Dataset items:
↓
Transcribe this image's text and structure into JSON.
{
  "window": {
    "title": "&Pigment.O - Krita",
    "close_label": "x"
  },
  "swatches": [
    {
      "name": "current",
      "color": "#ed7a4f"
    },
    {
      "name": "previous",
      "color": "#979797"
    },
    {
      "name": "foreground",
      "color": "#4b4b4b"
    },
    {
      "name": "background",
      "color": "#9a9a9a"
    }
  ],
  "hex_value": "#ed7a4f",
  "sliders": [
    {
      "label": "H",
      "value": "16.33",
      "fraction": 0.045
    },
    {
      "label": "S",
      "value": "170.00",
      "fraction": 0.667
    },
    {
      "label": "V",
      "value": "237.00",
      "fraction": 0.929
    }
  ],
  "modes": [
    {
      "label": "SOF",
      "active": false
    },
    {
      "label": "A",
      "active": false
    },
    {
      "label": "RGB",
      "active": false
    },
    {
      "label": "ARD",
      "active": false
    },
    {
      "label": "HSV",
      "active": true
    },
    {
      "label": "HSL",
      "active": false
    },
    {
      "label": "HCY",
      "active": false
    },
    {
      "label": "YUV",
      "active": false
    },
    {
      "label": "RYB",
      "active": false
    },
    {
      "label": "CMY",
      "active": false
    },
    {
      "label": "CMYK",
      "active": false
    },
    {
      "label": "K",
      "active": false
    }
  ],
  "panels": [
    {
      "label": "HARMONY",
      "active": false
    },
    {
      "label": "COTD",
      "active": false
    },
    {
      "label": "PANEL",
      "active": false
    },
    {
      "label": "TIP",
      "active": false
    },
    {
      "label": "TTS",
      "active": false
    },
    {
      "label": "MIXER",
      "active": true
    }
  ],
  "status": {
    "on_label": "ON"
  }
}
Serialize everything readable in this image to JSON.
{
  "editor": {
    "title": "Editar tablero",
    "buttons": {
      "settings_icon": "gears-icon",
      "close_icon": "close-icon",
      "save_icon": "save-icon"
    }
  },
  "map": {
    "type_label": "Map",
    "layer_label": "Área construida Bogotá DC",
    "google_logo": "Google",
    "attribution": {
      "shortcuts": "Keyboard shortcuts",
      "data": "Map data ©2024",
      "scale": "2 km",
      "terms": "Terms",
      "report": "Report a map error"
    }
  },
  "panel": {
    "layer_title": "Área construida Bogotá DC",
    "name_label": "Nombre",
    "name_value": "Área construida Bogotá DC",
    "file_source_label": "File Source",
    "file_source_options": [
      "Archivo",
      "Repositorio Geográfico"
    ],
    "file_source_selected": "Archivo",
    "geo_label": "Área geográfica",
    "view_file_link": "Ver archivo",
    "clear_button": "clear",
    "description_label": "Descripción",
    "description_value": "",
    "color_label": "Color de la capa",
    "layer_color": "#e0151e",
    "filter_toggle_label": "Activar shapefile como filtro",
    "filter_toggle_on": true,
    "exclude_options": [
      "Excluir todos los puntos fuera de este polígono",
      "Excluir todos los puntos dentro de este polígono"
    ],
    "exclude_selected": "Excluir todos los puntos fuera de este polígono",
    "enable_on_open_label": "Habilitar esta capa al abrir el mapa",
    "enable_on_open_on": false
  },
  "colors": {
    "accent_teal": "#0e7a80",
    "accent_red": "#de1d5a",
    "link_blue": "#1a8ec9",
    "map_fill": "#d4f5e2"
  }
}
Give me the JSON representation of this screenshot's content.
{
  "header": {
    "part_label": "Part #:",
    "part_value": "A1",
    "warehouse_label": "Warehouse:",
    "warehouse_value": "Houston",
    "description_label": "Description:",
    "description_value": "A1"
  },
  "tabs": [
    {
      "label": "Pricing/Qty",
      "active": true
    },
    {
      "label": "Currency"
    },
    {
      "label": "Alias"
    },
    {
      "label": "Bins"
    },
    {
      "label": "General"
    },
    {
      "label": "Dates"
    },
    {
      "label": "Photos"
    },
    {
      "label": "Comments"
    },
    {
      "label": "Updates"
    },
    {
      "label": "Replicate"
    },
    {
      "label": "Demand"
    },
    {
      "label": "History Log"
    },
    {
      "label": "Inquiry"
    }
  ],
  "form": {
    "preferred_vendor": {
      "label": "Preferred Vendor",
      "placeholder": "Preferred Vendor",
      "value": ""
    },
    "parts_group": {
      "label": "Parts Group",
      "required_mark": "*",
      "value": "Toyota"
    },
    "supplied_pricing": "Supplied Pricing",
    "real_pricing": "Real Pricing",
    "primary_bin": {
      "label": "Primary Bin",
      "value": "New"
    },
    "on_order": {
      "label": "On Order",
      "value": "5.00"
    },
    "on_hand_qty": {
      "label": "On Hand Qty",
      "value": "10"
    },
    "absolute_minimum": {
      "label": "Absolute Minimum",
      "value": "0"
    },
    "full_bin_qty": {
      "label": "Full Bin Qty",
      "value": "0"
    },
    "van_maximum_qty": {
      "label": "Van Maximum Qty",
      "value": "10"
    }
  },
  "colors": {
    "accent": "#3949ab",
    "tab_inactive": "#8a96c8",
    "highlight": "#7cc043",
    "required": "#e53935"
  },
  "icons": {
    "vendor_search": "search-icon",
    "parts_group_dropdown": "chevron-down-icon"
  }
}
↑
Exercise: Reproduce every record, matching each line exactly.

Answer to this exercise:
Transcribe this image's text and structure into JSON.
{
  "window": {
    "title": "&Pigment.O - Krita",
    "close_label": "x"
  },
  "swatches": [
    {
      "name": "current",
      "color": "#ed7a4f"
    },
    {
      "name": "previous",
      "color": "#979797"
    },
    {
      "name": "foreground",
      "color": "#4b4b4b"
    },
    {
      "name": "background",
      "color": "#9a9a9a"
    }
  ],
  "hex_value": "#ed7a4f",
  "sliders": [
    {
      "label": "H",
      "value": "16.33",
      "fraction": 0.045
    },
    {
      "label": "S",
      "value": "170.00",
      "fraction": 0.667
    },
    {
      "label": "V",
      "value": "237.00",
      "fraction": 0.929
    }
  ],
  "modes": [
    {
      "label": "SOF",
      "active": false
    },
    {
      "label": "A",
      "active": false
    },
    {
      "label": "RGB",
      "active": false
    },
    {
      "label": "ARD",
      "active": false
    },
    {
      "label": "HSV",
      "active": true
    },
    {
      "label": "HSL",
      "active": false
    },
    {
      "label": "HCY",
      "active": false
    },
    {
      "label": "YUV",
      "active": false
    },
    {
      "label": "RYB",
      "active": false
    },
    {
      "label": "CMY",
      "active": false
    },
    {
      "label": "CMYK",
      "active": false
    },
    {
      "label": "K",
      "active": false
    }
  ],
  "panels": [
    {
      "label": "HARMONY",
      "active": false
    },
    {
      "label": "COTD",
      "active": false
    },
    {
      "label": "PANEL",
      "active": false
    },
    {
      "label": "TIP",
      "active": false
    },
    {
      "label": "TTS",
      "active": false
    },
    {
      "label": "MIXER",
      "active": true
    }
  ],
  "status": {
    "on_label": "ON"
  }
}
Serialize everything readable in this image to JSON.
{
  "editor": {
    "title": "Editar tablero",
    "buttons": {
      "settings_icon": "gears-icon",
      "close_icon": "close-icon",
      "save_icon": "save-icon"
    }
  },
  "map": {
    "type_label": "Map",
    "layer_label": "Área construida Bogotá DC",
    "google_logo": "Google",
    "attribution": {
      "shortcuts": "Keyboard shortcuts",
      "data": "Map data ©2024",
      "scale": "2 km",
      "terms": "Terms",
      "report": "Report a map error"
    }
  },
  "panel": {
    "layer_title": "Área construida Bogotá DC",
    "name_label": "Nombre",
    "name_value": "Área construida Bogotá DC",
    "file_source_label": "File Source",
    "file_source_options": [
      "Archivo",
      "Repositorio Geográfico"
    ],
    "file_source_selected": "Archivo",
    "geo_label": "Área geográfica",
    "view_file_link": "Ver archivo",
    "clear_button": "clear",
    "description_label": "Descripción",
    "description_value": "",
    "color_label": "Color de la capa",
    "layer_color": "#e0151e",
    "filter_toggle_label": "Activar shapefile como filtro",
    "filter_toggle_on": true,
    "exclude_options": [
      "Excluir todos los puntos fuera de este polígono",
      "Excluir todos los puntos dentro de este polígono"
    ],
    "exclude_selected": "Excluir todos los puntos fuera de este polígono",
    "enable_on_open_label": "Habilitar esta capa al abrir el mapa",
    "enable_on_open_on": false
  },
  "colors": {
    "accent_teal": "#0e7a80",
    "accent_red": "#de1d5a",
    "link_blue": "#1a8ec9",
    "map_fill": "#d4f5e2"
  }
}
Give me the JSON representation of this screenshot's content.
{
  "header": {
    "part_label": "Part #:",
    "part_value": "A1",
    "warehouse_label": "Warehouse:",
    "warehouse_value": "Houston",
    "description_label": "Description:",
    "description_value": "A1"
  },
  "tabs": [
    {
      "label": "Pricing/Qty",
      "active": true
    },
    {
      "label": "Currency"
    },
    {
      "label": "Alias"
    },
    {
      "label": "Bins"
    },
    {
      "label": "General"
    },
    {
      "label": "Dates"
    },
    {
      "label": "Photos"
    },
    {
      "label": "Comments"
    },
    {
      "label": "Updates"
    },
    {
      "label": "Replicate"
    },
    {
      "label": "Demand"
    },
    {
      "label": "History Log"
    },
    {
      "label": "Inquiry"
    }
  ],
  "form": {
    "preferred_vendor": {
      "label": "Preferred Vendor",
      "placeholder": "Preferred Vendor",
      "value": ""
    },
    "parts_group": {
      "label": "Parts Group",
      "required_mark": "*",
      "value": "Toyota"
    },
    "supplied_pricing": "Supplied Pricing",
    "real_pricing": "Real Pricing",
    "primary_bin": {
      "label": "Primary Bin",
      "value": "New"
    },
    "on_order": {
      "label": "On Order",
      "value": "5.00"
    },
    "on_hand_qty": {
      "label": "On Hand Qty",
      "value": "10"
    },
    "absolute_minimum": {
      "label": "Absolute Minimum",
      "value": "0"
    },
    "full_bin_qty": {
      "label": "Full Bin Qty",
      "value": "0"
    },
    "van_maximum_qty": {
      "label": "Van Maximum Qty",
      "value": "10"
    }
  },
  "colors": {
    "accent": "#3949ab",
    "tab_inactive": "#8a96c8",
    "highlight": "#7cc043",
    "required": "#e53935"
  },
  "icons": {
    "vendor_search": "search-icon",
    "parts_group_dropdown": "chevron-down-icon"
  }
}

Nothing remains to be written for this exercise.